* [WRITTEN EXERCISE]: In your copy, include every line of the listing below exactly but none of the pictures.

--- Begin RECORDS SHOWN ---

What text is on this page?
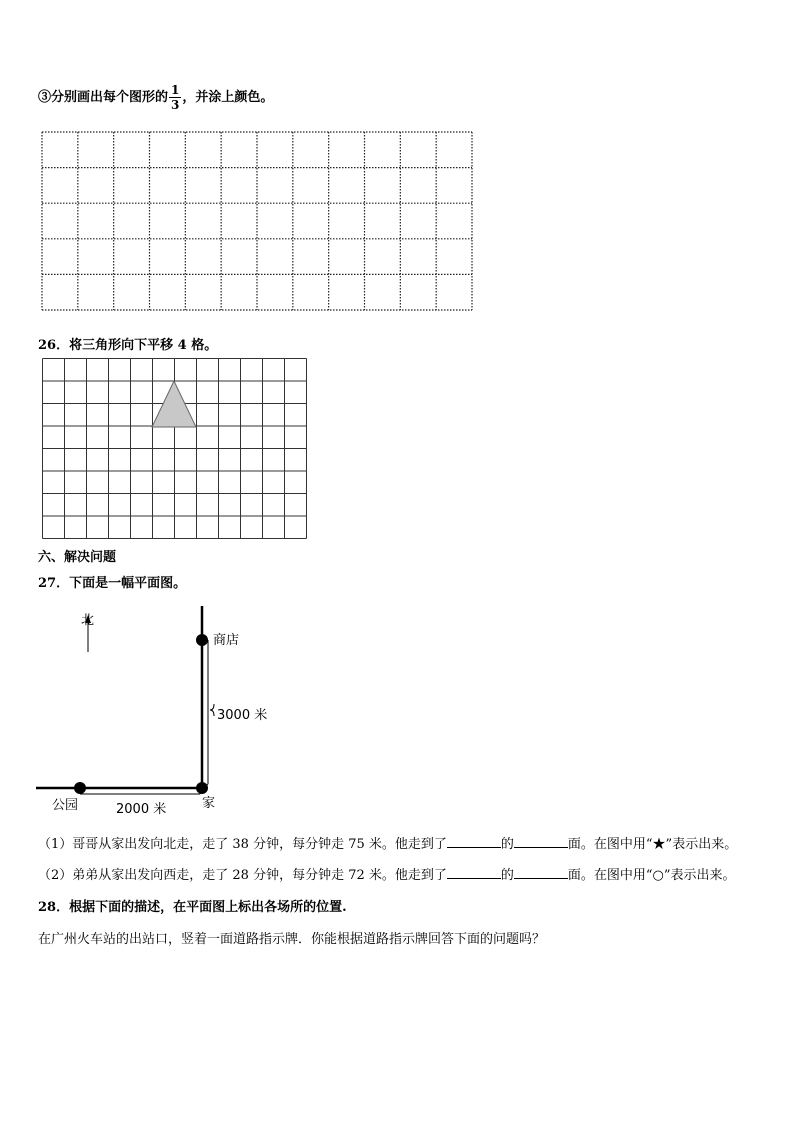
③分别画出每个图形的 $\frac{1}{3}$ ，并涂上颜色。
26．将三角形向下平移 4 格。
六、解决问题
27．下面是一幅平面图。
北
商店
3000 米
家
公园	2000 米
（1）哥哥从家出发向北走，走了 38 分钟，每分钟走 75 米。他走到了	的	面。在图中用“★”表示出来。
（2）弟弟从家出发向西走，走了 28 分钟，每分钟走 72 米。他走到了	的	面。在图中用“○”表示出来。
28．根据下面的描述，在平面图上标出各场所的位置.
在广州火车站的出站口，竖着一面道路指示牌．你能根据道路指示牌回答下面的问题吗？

--- End RECORDS SHOWN ---

* [CORRECT OUTPUT]:
What text is on this page?
③分别画出每个图形的 $\frac{1}{3}$ ，并涂上颜色。
26．将三角形向下平移 4 格。
六、解决问题
27．下面是一幅平面图。
北
商店
3000 米
家
公园	2000 米
（1）哥哥从家出发向北走，走了 38 分钟，每分钟走 75 米。他走到了	的	面。在图中用“★”表示出来。
（2）弟弟从家出发向西走，走了 28 分钟，每分钟走 72 米。他走到了	的	面。在图中用“○”表示出来。
28．根据下面的描述，在平面图上标出各场所的位置.
在广州火车站的出站口，竖着一面道路指示牌．你能根据道路指示牌回答下面的问题吗？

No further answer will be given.